Description of the task:
Check every line in the records below for the word "title" and report how many have it, nothing more.

Stored rows:
━━━━━━━━
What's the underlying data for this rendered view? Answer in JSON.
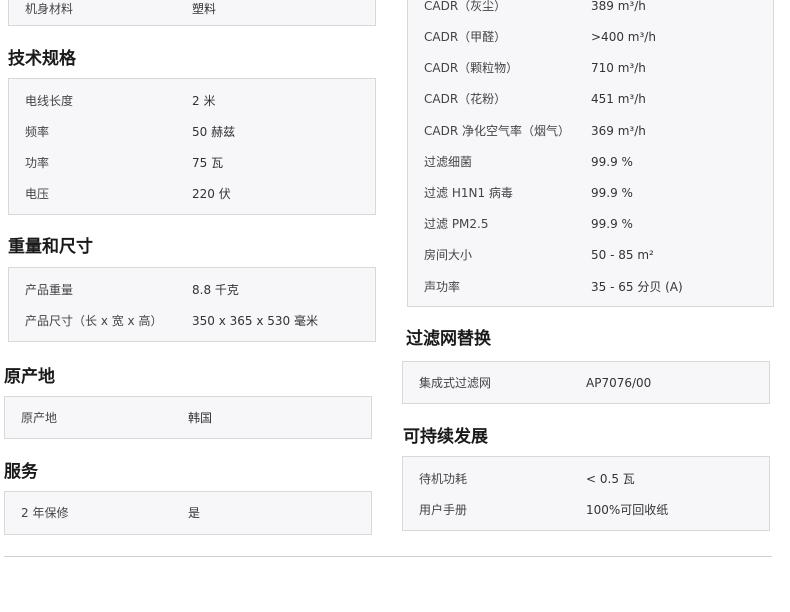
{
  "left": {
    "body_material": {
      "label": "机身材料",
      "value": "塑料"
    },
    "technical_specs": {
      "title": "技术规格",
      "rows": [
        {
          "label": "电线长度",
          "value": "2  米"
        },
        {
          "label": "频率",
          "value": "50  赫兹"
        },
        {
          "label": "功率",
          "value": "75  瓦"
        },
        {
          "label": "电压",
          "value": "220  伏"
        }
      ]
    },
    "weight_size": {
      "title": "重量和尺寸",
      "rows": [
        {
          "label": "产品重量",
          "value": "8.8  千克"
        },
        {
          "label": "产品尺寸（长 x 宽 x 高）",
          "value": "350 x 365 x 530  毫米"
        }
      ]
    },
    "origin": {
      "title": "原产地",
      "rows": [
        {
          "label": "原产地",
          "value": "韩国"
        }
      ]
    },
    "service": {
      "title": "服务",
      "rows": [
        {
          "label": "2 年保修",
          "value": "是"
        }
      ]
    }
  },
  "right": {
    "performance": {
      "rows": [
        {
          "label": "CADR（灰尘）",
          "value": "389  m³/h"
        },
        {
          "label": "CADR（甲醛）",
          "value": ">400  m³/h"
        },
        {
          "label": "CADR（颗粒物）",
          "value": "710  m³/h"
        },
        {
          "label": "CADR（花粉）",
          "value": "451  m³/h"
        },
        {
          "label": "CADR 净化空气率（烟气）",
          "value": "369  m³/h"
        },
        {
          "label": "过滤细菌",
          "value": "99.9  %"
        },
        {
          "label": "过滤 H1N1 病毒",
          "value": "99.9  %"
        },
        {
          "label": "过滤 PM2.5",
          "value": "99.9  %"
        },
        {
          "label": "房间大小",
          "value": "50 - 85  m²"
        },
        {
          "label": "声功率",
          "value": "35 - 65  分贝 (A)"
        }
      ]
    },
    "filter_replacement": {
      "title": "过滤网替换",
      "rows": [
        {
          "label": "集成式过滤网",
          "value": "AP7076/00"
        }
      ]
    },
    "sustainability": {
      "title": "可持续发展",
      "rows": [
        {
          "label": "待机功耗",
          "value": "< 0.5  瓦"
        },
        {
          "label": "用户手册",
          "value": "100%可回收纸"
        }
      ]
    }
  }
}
━━━━━━━━
Completed task:
6